OBJECTIVE - Work out the number of lines in the records that include the word "JSON"; reply with that number alone.

::::::::

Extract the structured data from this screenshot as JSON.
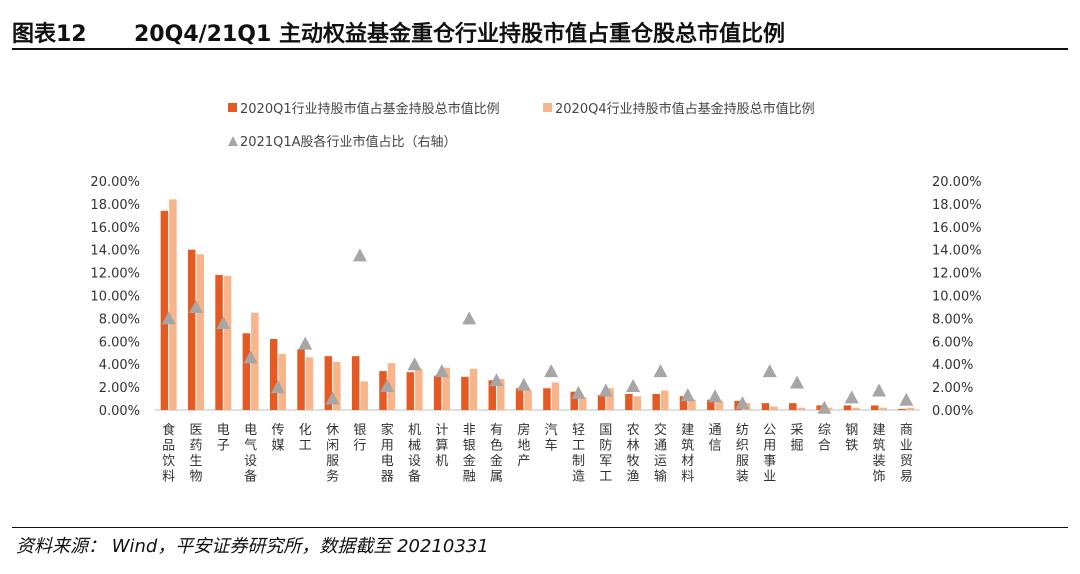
{
  "header": {
    "figure_no": "图表12",
    "title": "20Q4/21Q1 主动权益基金重仓行业持股市值占重仓股总市值比例"
  },
  "footer": {
    "source": "资料来源： Wind，平安证券研究所，数据截至 20210331"
  },
  "colors": {
    "q1_2020": "#e55a23",
    "q4_2020": "#f8b48a",
    "q1_2021": "#a6a6a6"
  },
  "chart_data": {
    "type": "bar",
    "categories": [
      "食品饮料",
      "医药生物",
      "电子",
      "电气设备",
      "传媒",
      "化工",
      "休闲服务",
      "银行",
      "家用电器",
      "机械设备",
      "计算机",
      "非银金融",
      "有色金属",
      "房地产",
      "汽车",
      "轻工制造",
      "国防军工",
      "农林牧渔",
      "交通运输",
      "建筑材料",
      "通信",
      "纺织服装",
      "公用事业",
      "采掘",
      "综合",
      "钢铁",
      "建筑装饰",
      "商业贸易"
    ],
    "series": [
      {
        "name": "2020Q1行业持股市值占基金持股总市值比例",
        "type": "bar",
        "axis": "left",
        "values": [
          17.4,
          14.0,
          11.8,
          6.7,
          6.2,
          5.3,
          4.7,
          4.7,
          3.4,
          3.3,
          3.0,
          2.9,
          2.6,
          1.9,
          1.9,
          1.6,
          1.3,
          1.4,
          1.4,
          1.2,
          0.9,
          0.8,
          0.6,
          0.6,
          0.4,
          0.4,
          0.4,
          0.1
        ]
      },
      {
        "name": "2020Q4行业持股市值占基金持股总市值比例",
        "type": "bar",
        "axis": "left",
        "values": [
          18.4,
          13.6,
          11.7,
          8.5,
          4.9,
          4.6,
          4.2,
          2.5,
          4.1,
          3.6,
          3.7,
          3.6,
          2.7,
          1.7,
          2.4,
          1.1,
          1.9,
          1.2,
          1.7,
          0.9,
          0.8,
          0.6,
          0.3,
          0.2,
          0.2,
          0.2,
          0.2,
          0.2
        ]
      },
      {
        "name": "2021Q1A股各行业市值占比（右轴）",
        "type": "marker",
        "axis": "right",
        "values": [
          8.0,
          9.0,
          7.6,
          4.6,
          2.0,
          5.8,
          1.0,
          13.5,
          2.1,
          4.0,
          3.4,
          8.0,
          2.6,
          2.2,
          3.4,
          1.5,
          1.7,
          2.1,
          3.4,
          1.3,
          1.2,
          0.6,
          3.4,
          2.4,
          0.2,
          1.1,
          1.7,
          0.9
        ]
      }
    ],
    "y_left": {
      "min": 0,
      "max": 20,
      "ticks": [
        "0.00%",
        "2.00%",
        "4.00%",
        "6.00%",
        "8.00%",
        "10.00%",
        "12.00%",
        "14.00%",
        "16.00%",
        "18.00%",
        "20.00%"
      ]
    },
    "y_right": {
      "min": 0,
      "max": 20,
      "ticks": [
        "0.00%",
        "2.00%",
        "4.00%",
        "6.00%",
        "8.00%",
        "10.00%",
        "12.00%",
        "14.00%",
        "16.00%",
        "18.00%",
        "20.00%"
      ]
    },
    "legend_position": "top",
    "grid": false
  }
}
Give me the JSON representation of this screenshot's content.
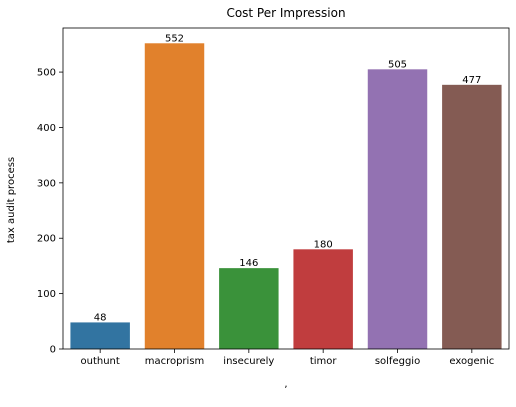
{
  "chart_data": {
    "type": "bar",
    "title": "Cost Per Impression",
    "xlabel": ",",
    "ylabel": "tax audit process",
    "categories": [
      "outhunt",
      "macroprism",
      "insecurely",
      "timor",
      "solfeggio",
      "exogenic"
    ],
    "values": [
      48,
      552,
      146,
      180,
      505,
      477
    ],
    "value_labels": [
      "48",
      "552",
      "146",
      "180",
      "505",
      "477"
    ],
    "colors": [
      "#3274a1",
      "#e1812c",
      "#3a923a",
      "#c03d3e",
      "#9372b2",
      "#845b53"
    ],
    "ylim": [
      0,
      579.6
    ],
    "yticks": [
      0,
      100,
      200,
      300,
      400,
      500
    ],
    "ytick_labels": [
      "0",
      "100",
      "200",
      "300",
      "400",
      "500"
    ],
    "grid": false,
    "legend": "none"
  }
}
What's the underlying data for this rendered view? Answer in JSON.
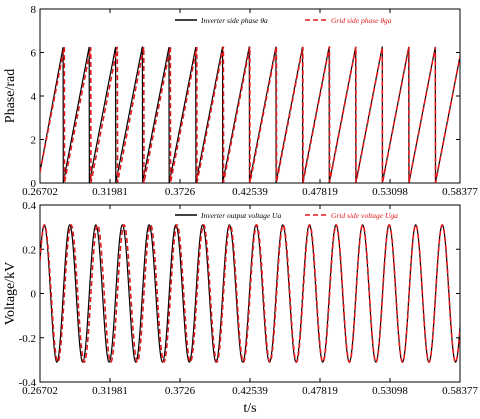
{
  "colors": {
    "inverter": "#000000",
    "grid": "#e31a1c",
    "axis": "#000000",
    "background": "#ffffff"
  },
  "chart_data": [
    {
      "type": "line",
      "title": "",
      "xlabel": "",
      "ylabel": "Phase/rad",
      "xlim": [
        0.26702,
        0.58377
      ],
      "ylim": [
        0,
        8
      ],
      "grid": false,
      "legend_position": "top-right",
      "x_tick_labels": [
        "0.26702",
        "0.31981",
        "0.3726",
        "0.42539",
        "0.47819",
        "0.53098",
        "0.58377"
      ],
      "y_tick_labels": [
        "0",
        "2",
        "4",
        "6",
        "8"
      ],
      "signal": {
        "kind": "phase-sawtooth",
        "wrap_at": 6.28,
        "frequency_hz": 50,
        "visible_cycles": 16
      },
      "series": [
        {
          "name": "Inverter side phase θa",
          "style": "solid",
          "color": "#000000",
          "phase_lag_rad": 0.0,
          "transient_amplitude": 0.0,
          "frequency_deviation_hz": 3.5
        },
        {
          "name": "Grid side phase θga",
          "style": "dashed",
          "color": "#e31a1c",
          "phase_lag_rad": 0.0,
          "transient_amplitude": 0.0,
          "frequency_deviation_hz": 0.0
        }
      ]
    },
    {
      "type": "line",
      "title": "",
      "xlabel": "t/s",
      "ylabel": "Voltage/kV",
      "xlim": [
        0.26702,
        0.58377
      ],
      "ylim": [
        -0.4,
        0.4
      ],
      "grid": false,
      "legend_position": "top-right",
      "x_tick_labels": [
        "0.26702",
        "0.31981",
        "0.3726",
        "0.42539",
        "0.47819",
        "0.53098",
        "0.58377"
      ],
      "y_tick_labels": [
        "-0.4",
        "-0.2",
        "0",
        "0.2",
        "0.4"
      ],
      "signal": {
        "kind": "sinusoid",
        "amplitude_kv": 0.31,
        "frequency_hz": 50
      },
      "series": [
        {
          "name": "Inverter output voltage Ua",
          "style": "solid",
          "color": "#000000",
          "phase_lag_rad": 0.0,
          "frequency_deviation_hz": 3.5
        },
        {
          "name": "Grid side voltage Uga",
          "style": "dashed",
          "color": "#e31a1c",
          "phase_lag_rad": 0.0,
          "frequency_deviation_hz": 0.0
        }
      ]
    }
  ]
}
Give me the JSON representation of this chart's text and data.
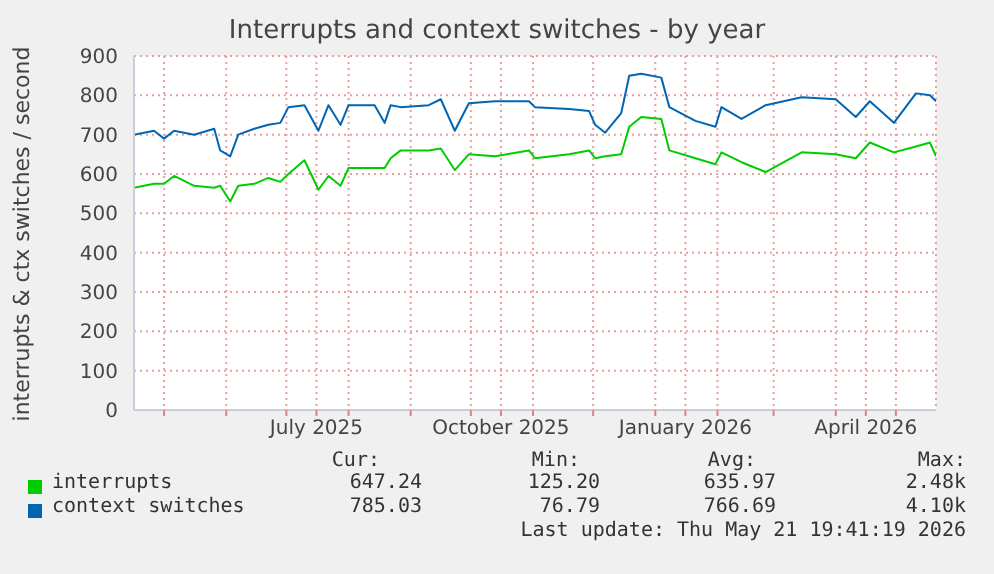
{
  "chart_data": {
    "type": "line",
    "title": "Interrupts and context switches - by year",
    "ylabel": "interrupts & ctx switches / second",
    "x": [
      "2025-04-16",
      "2025-04-26",
      "2025-05-01",
      "2025-05-06",
      "2025-05-16",
      "2025-05-26",
      "2025-05-29",
      "2025-06-03",
      "2025-06-07",
      "2025-06-15",
      "2025-06-22",
      "2025-06-28",
      "2025-07-02",
      "2025-07-10",
      "2025-07-17",
      "2025-07-22",
      "2025-07-28",
      "2025-08-01",
      "2025-08-14",
      "2025-08-19",
      "2025-08-22",
      "2025-08-27",
      "2025-09-10",
      "2025-09-16",
      "2025-09-23",
      "2025-09-30",
      "2025-10-13",
      "2025-10-30",
      "2025-11-02",
      "2025-11-19",
      "2025-11-29",
      "2025-12-02",
      "2025-12-07",
      "2025-12-15",
      "2025-12-19",
      "2025-12-25",
      "2026-01-04",
      "2026-01-08",
      "2026-01-21",
      "2026-01-31",
      "2026-02-03",
      "2026-02-13",
      "2026-02-25",
      "2026-03-15",
      "2026-04-01",
      "2026-04-11",
      "2026-04-18",
      "2026-04-30",
      "2026-05-11",
      "2026-05-18",
      "2026-05-21"
    ],
    "series": [
      {
        "name": "interrupts",
        "color": "#00cc00",
        "values": [
          565,
          575,
          575,
          595,
          570,
          565,
          570,
          530,
          570,
          575,
          590,
          580,
          600,
          635,
          560,
          595,
          570,
          615,
          615,
          615,
          640,
          660,
          660,
          665,
          610,
          650,
          645,
          660,
          640,
          650,
          660,
          640,
          645,
          650,
          720,
          745,
          740,
          660,
          640,
          625,
          655,
          630,
          605,
          655,
          650,
          640,
          680,
          655,
          670,
          680,
          645
        ]
      },
      {
        "name": "context switches",
        "color": "#0066b3",
        "values": [
          700,
          710,
          690,
          710,
          700,
          715,
          660,
          645,
          700,
          715,
          725,
          730,
          770,
          775,
          710,
          775,
          725,
          775,
          775,
          730,
          775,
          770,
          775,
          790,
          710,
          780,
          785,
          785,
          770,
          765,
          760,
          725,
          705,
          755,
          850,
          855,
          845,
          770,
          735,
          720,
          770,
          740,
          775,
          795,
          790,
          745,
          785,
          730,
          805,
          800,
          785
        ]
      }
    ],
    "xlim": [
      "2025-04-16",
      "2026-05-21"
    ],
    "xticks": [
      {
        "value": "2025-05-01",
        "label": null
      },
      {
        "value": "2025-06-01",
        "label": null
      },
      {
        "value": "2025-07-01",
        "label": null
      },
      {
        "value": "2025-07-16",
        "label": "July 2025"
      },
      {
        "value": "2025-08-01",
        "label": null
      },
      {
        "value": "2025-09-01",
        "label": null
      },
      {
        "value": "2025-10-01",
        "label": null
      },
      {
        "value": "2025-10-16",
        "label": "October 2025"
      },
      {
        "value": "2025-11-01",
        "label": null
      },
      {
        "value": "2025-12-01",
        "label": null
      },
      {
        "value": "2026-01-01",
        "label": null
      },
      {
        "value": "2026-01-16",
        "label": "January 2026"
      },
      {
        "value": "2026-02-01",
        "label": null
      },
      {
        "value": "2026-03-01",
        "label": null
      },
      {
        "value": "2026-04-01",
        "label": null
      },
      {
        "value": "2026-04-16",
        "label": "April 2026"
      },
      {
        "value": "2026-05-01",
        "label": null
      }
    ],
    "ylim": [
      0,
      900
    ],
    "yticks": [
      0,
      100,
      200,
      300,
      400,
      500,
      600,
      700,
      800,
      900
    ],
    "grid": true,
    "legend": "bottom",
    "marker": "none",
    "line_style": "solid",
    "annotations": [
      "Cur:",
      "Min:",
      "Avg:",
      "Max:",
      "647.24",
      "125.20",
      "635.97",
      "2.48k",
      "785.03",
      "76.79",
      "766.69",
      "4.10k",
      "Last update: Thu May 21 19:41:19 2026"
    ]
  }
}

::::::::

RESULT OF THIS EXERCISE - 4